**Directive**
Copy each line of the entries beneath that contains the word "overall".

**Data rows**
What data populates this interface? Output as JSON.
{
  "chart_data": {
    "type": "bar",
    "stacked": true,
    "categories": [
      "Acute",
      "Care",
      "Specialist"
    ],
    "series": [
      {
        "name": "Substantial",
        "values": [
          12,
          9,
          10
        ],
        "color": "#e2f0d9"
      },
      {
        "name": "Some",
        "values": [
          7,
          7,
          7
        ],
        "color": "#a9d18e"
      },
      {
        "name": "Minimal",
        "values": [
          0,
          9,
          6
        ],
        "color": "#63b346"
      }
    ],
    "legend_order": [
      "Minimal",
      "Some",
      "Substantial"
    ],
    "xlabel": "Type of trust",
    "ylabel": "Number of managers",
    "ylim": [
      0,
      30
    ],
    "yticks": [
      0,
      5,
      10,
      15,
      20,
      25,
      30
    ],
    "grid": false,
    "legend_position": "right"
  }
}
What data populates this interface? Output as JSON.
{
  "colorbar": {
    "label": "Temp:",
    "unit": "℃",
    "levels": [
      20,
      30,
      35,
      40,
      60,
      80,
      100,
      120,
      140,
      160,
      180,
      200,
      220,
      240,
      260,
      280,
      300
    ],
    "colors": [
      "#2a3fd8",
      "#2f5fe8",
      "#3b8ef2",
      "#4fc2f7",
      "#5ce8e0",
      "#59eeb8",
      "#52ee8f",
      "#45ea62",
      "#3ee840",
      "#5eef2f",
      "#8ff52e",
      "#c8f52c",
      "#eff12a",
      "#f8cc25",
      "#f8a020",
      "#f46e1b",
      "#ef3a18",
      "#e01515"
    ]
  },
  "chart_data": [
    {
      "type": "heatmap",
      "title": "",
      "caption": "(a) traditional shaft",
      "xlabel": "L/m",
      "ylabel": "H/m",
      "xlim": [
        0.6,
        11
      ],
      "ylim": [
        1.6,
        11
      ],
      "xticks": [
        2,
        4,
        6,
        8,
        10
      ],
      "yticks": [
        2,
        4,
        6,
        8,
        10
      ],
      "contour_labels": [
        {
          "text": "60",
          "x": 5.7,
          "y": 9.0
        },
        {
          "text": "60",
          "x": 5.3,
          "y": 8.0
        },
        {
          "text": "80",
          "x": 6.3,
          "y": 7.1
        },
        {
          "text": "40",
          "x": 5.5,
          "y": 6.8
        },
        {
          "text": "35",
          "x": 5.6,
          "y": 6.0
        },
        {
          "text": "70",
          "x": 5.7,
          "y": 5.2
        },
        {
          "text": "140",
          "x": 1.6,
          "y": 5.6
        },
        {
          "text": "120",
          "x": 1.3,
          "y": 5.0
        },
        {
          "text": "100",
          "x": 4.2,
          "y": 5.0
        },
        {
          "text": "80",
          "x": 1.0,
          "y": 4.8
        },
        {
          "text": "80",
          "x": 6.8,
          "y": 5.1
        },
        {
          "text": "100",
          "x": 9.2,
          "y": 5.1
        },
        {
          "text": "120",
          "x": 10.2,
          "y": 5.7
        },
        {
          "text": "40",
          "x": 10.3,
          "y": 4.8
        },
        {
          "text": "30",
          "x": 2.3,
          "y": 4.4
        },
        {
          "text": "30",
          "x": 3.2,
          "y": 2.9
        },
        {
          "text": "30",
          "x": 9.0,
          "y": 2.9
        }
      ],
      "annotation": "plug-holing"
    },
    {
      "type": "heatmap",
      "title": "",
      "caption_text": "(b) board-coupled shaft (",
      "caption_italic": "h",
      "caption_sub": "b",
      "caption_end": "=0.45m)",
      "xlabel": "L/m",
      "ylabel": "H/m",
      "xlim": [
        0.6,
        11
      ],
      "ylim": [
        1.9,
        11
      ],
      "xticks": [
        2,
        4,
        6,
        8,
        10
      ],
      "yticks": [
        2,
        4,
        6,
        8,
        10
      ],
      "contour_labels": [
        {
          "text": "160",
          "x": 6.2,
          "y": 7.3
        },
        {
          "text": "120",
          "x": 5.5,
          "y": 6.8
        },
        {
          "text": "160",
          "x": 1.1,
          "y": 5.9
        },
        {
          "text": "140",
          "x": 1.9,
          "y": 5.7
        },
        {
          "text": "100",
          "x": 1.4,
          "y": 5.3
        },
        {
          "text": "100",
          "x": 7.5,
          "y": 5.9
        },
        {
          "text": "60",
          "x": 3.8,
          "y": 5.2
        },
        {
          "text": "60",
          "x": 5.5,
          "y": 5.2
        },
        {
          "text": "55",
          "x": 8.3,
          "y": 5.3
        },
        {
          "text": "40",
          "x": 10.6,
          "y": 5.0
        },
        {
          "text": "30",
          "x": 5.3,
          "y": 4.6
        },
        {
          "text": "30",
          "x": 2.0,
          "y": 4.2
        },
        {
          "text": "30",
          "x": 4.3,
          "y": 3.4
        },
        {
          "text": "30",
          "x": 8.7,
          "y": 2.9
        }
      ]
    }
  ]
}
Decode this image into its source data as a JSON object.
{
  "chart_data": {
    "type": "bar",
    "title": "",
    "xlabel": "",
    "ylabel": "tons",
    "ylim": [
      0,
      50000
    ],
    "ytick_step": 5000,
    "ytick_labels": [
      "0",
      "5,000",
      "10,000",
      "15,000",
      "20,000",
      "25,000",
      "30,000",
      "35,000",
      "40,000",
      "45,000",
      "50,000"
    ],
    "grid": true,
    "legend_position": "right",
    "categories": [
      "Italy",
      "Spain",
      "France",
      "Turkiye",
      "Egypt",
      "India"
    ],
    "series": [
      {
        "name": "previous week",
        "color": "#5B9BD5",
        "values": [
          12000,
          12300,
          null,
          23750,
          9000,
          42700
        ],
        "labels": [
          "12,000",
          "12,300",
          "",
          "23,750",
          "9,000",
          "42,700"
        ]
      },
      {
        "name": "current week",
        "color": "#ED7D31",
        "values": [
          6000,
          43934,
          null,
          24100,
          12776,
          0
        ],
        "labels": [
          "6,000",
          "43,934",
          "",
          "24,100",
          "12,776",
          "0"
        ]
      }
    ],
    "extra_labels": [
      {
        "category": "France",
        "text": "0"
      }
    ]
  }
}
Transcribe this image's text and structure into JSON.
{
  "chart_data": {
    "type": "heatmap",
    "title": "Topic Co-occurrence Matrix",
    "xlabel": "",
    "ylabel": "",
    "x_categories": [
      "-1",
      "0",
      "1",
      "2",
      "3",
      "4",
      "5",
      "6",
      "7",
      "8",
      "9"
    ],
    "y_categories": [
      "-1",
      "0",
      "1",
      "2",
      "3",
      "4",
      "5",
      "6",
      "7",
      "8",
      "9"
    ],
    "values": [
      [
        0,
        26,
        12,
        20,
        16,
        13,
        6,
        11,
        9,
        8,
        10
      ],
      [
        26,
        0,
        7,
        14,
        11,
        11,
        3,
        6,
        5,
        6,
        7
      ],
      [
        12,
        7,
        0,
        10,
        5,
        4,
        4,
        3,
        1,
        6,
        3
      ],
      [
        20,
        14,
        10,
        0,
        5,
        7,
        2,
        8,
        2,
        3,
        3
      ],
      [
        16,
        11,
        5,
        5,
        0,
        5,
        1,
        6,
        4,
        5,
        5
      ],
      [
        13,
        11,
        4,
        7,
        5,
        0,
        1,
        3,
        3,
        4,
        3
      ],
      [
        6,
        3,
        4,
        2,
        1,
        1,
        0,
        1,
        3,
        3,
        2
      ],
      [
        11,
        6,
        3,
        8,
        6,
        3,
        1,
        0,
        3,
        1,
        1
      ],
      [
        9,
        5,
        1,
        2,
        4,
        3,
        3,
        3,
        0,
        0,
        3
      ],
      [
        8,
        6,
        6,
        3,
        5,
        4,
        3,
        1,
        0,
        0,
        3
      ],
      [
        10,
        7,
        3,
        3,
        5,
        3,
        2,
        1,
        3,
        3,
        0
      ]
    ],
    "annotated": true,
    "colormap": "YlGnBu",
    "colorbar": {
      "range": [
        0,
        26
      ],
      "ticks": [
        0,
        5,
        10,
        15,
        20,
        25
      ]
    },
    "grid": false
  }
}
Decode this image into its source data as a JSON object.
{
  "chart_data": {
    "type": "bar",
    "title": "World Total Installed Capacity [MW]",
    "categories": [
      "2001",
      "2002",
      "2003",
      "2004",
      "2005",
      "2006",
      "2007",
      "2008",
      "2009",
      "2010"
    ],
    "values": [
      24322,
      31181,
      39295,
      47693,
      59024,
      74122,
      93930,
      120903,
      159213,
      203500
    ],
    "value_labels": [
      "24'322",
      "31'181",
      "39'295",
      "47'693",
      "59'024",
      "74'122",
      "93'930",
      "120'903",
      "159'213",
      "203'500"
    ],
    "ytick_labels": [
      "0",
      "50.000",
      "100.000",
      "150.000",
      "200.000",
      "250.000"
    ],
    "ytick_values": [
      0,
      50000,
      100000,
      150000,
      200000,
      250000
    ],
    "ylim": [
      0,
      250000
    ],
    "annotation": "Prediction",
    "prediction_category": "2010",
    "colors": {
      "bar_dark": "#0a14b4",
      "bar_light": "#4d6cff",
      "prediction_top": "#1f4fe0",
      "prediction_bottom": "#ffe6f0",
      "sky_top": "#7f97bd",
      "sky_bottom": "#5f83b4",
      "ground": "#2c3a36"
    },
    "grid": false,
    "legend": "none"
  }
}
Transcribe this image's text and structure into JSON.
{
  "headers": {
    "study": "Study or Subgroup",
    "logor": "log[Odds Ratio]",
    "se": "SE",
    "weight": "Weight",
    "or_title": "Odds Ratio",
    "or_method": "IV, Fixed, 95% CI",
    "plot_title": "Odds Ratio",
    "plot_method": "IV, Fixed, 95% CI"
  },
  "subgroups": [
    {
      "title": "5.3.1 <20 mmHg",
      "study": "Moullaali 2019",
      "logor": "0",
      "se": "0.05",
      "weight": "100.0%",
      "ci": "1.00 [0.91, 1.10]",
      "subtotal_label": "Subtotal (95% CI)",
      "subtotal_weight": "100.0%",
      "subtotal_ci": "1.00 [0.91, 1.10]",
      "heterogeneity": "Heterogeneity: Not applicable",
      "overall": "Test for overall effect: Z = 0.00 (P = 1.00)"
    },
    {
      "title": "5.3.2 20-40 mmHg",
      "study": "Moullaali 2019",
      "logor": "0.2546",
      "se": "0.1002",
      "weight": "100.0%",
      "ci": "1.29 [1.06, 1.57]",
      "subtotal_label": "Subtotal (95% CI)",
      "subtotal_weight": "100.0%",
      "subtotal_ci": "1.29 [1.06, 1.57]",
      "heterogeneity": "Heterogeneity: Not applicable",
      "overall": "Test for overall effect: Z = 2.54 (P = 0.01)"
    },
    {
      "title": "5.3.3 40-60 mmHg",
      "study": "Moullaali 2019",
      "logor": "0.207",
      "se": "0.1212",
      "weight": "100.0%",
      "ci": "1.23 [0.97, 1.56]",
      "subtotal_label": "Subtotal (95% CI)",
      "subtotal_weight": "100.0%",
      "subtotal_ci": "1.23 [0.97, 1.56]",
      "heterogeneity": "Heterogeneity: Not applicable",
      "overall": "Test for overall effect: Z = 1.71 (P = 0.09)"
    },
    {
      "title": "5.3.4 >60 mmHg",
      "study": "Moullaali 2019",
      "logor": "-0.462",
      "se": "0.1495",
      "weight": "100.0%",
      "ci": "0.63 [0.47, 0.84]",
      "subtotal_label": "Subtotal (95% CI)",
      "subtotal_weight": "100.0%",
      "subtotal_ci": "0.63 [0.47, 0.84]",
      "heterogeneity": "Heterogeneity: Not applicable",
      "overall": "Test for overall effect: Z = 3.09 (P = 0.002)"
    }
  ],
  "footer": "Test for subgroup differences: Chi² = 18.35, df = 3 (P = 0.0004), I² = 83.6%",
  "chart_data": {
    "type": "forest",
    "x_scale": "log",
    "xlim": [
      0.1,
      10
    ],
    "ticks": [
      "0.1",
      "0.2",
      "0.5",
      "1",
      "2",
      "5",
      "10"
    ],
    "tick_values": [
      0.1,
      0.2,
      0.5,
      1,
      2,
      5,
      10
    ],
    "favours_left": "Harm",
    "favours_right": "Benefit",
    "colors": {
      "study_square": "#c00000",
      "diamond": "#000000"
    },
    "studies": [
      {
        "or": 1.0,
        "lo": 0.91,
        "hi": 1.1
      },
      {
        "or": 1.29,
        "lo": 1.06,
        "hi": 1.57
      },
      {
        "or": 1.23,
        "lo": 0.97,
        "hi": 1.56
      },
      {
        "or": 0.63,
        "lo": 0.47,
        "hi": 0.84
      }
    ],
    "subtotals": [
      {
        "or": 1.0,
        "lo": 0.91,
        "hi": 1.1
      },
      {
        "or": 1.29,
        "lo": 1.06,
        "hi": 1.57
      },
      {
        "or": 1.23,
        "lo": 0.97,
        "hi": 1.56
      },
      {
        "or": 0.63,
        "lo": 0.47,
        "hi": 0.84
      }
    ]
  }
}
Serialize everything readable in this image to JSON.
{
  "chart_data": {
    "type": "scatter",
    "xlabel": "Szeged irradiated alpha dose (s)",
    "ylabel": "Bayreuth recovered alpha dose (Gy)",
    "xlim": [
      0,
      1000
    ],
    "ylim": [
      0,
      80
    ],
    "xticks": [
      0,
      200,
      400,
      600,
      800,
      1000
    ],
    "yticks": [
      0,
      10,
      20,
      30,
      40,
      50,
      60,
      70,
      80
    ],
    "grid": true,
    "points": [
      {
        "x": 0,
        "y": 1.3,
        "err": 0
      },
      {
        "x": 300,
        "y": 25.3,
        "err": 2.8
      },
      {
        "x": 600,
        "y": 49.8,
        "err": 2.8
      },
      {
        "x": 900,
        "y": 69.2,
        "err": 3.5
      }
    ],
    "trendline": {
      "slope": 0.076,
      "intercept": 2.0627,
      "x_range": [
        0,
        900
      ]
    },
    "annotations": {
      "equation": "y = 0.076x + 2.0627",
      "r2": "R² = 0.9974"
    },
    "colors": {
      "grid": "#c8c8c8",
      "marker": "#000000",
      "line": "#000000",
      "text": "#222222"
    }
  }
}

**Answer**
      "overall": "Test for overall effect: Z = 0.00 (P = 1.00)"
      "overall": "Test for overall effect: Z = 2.54 (P = 0.01)"
      "overall": "Test for overall effect: Z = 1.71 (P = 0.09)"
      "overall": "Test for overall effect: Z = 3.09 (P = 0.002)"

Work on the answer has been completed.